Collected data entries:
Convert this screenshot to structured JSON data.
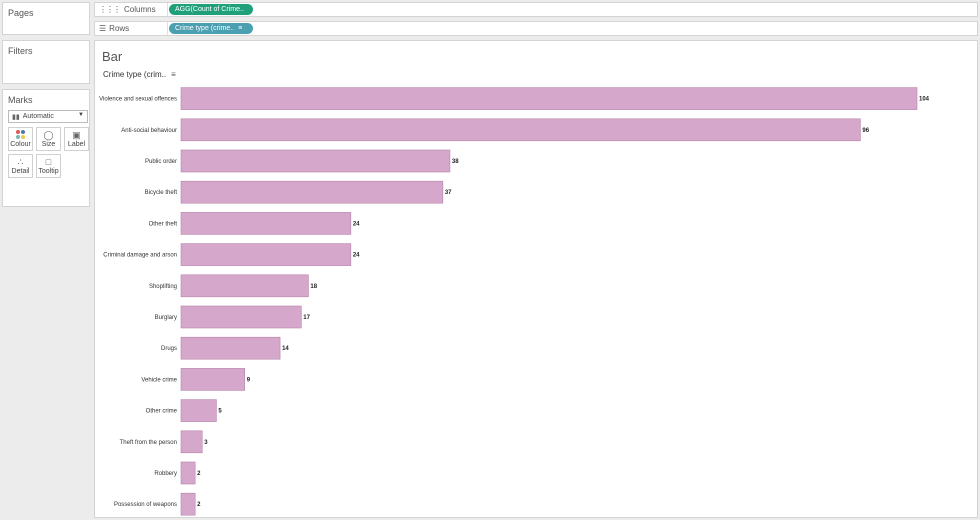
{
  "side": {
    "pages_title": "Pages",
    "filters_title": "Filters",
    "marks_title": "Marks",
    "marks_type": "Automatic",
    "buttons": {
      "colour": "Colour",
      "size": "Size",
      "label": "Label",
      "detail": "Detail",
      "tooltip": "Tooltip"
    }
  },
  "shelves": {
    "columns_label": "Columns",
    "columns_pill": "AGG(Count of Crime..",
    "rows_label": "Rows",
    "rows_pill": "Crime type (crime.."
  },
  "sheet": {
    "title": "Bar",
    "row_header": "Crime type (crim.."
  },
  "colors": {
    "bar_fill": "#d5a8cb",
    "columns_pill": "#1fa07a",
    "rows_pill": "#4a9fb0"
  },
  "chart_data": {
    "type": "bar",
    "orientation": "horizontal",
    "categories": [
      "Violence and sexual offences",
      "Anti-social behaviour",
      "Public order",
      "Bicycle theft",
      "Other theft",
      "Criminal damage and arson",
      "Shoplifting",
      "Burglary",
      "Drugs",
      "Vehicle crime",
      "Other crime",
      "Theft from the person",
      "Robbery",
      "Possession of weapons"
    ],
    "values": [
      104,
      96,
      38,
      37,
      24,
      24,
      18,
      17,
      14,
      9,
      5,
      3,
      2,
      2
    ],
    "xlim": [
      0,
      104
    ],
    "grid": false,
    "data_labels": true
  }
}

- _GOAL_: Every record is to be reproduced exactly, with no pictures included.

- _FINISHED EXERCISE_:
Convert this screenshot to structured JSON data.
{
  "side": {
    "pages_title": "Pages",
    "filters_title": "Filters",
    "marks_title": "Marks",
    "marks_type": "Automatic",
    "buttons": {
      "colour": "Colour",
      "size": "Size",
      "label": "Label",
      "detail": "Detail",
      "tooltip": "Tooltip"
    }
  },
  "shelves": {
    "columns_label": "Columns",
    "columns_pill": "AGG(Count of Crime..",
    "rows_label": "Rows",
    "rows_pill": "Crime type (crime.."
  },
  "sheet": {
    "title": "Bar",
    "row_header": "Crime type (crim.."
  },
  "colors": {
    "bar_fill": "#d5a8cb",
    "columns_pill": "#1fa07a",
    "rows_pill": "#4a9fb0"
  },
  "chart_data": {
    "type": "bar",
    "orientation": "horizontal",
    "categories": [
      "Violence and sexual offences",
      "Anti-social behaviour",
      "Public order",
      "Bicycle theft",
      "Other theft",
      "Criminal damage and arson",
      "Shoplifting",
      "Burglary",
      "Drugs",
      "Vehicle crime",
      "Other crime",
      "Theft from the person",
      "Robbery",
      "Possession of weapons"
    ],
    "values": [
      104,
      96,
      38,
      37,
      24,
      24,
      18,
      17,
      14,
      9,
      5,
      3,
      2,
      2
    ],
    "xlim": [
      0,
      104
    ],
    "grid": false,
    "data_labels": true
  }
}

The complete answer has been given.